== Aim ==
Write out the whole listing, matching it exactly.

== Dataset excerpts ==
★ ★ ★ ★ ★ ★ ★

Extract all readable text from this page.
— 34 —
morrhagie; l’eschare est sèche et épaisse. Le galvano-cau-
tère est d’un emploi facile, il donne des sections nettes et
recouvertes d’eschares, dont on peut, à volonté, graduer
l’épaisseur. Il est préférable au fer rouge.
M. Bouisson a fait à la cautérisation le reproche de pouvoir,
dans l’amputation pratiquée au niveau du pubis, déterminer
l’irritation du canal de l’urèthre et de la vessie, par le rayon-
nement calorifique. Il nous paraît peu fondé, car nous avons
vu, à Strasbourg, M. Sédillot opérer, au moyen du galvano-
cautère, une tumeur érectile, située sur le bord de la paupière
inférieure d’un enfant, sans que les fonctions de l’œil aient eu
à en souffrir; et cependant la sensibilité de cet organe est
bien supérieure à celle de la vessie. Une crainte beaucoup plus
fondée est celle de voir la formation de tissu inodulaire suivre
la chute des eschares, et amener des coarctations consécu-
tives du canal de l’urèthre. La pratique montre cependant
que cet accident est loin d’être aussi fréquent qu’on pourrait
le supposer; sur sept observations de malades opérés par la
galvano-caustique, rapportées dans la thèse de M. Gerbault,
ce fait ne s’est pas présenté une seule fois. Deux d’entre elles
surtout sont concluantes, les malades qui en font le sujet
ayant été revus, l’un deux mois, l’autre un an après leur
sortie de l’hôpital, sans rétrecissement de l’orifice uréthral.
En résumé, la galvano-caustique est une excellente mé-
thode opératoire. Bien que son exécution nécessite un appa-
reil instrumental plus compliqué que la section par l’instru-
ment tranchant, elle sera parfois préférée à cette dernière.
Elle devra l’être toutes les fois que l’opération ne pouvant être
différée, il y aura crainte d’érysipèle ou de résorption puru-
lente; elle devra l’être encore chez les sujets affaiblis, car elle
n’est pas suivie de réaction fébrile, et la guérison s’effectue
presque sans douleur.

★ ★ ★ ★ ★ ★ ★

== Task solution ==
Extract all readable text from this page.
— 34 —
morrhagie; l’eschare est sèche et épaisse. Le galvano-cau-
tère est d’un emploi facile, il donne des sections nettes et
recouvertes d’eschares, dont on peut, à volonté, graduer
l’épaisseur. Il est préférable au fer rouge.
M. Bouisson a fait à la cautérisation le reproche de pouvoir,
dans l’amputation pratiquée au niveau du pubis, déterminer
l’irritation du canal de l’urèthre et de la vessie, par le rayon-
nement calorifique. Il nous paraît peu fondé, car nous avons
vu, à Strasbourg, M. Sédillot opérer, au moyen du galvano-
cautère, une tumeur érectile, située sur le bord de la paupière
inférieure d’un enfant, sans que les fonctions de l’œil aient eu
à en souffrir; et cependant la sensibilité de cet organe est
bien supérieure à celle de la vessie. Une crainte beaucoup plus
fondée est celle de voir la formation de tissu inodulaire suivre
la chute des eschares, et amener des coarctations consécu-
tives du canal de l’urèthre. La pratique montre cependant
que cet accident est loin d’être aussi fréquent qu’on pourrait
le supposer; sur sept observations de malades opérés par la
galvano-caustique, rapportées dans la thèse de M. Gerbault,
ce fait ne s’est pas présenté une seule fois. Deux d’entre elles
surtout sont concluantes, les malades qui en font le sujet
ayant été revus, l’un deux mois, l’autre un an après leur
sortie de l’hôpital, sans rétrecissement de l’orifice uréthral.
En résumé, la galvano-caustique est une excellente mé-
thode opératoire. Bien que son exécution nécessite un appa-
reil instrumental plus compliqué que la section par l’instru-
ment tranchant, elle sera parfois préférée à cette dernière.
Elle devra l’être toutes les fois que l’opération ne pouvant être
différée, il y aura crainte d’érysipèle ou de résorption puru-
lente; elle devra l’être encore chez les sujets affaiblis, car elle
n’est pas suivie de réaction fébrile, et la guérison s’effectue
presque sans douleur.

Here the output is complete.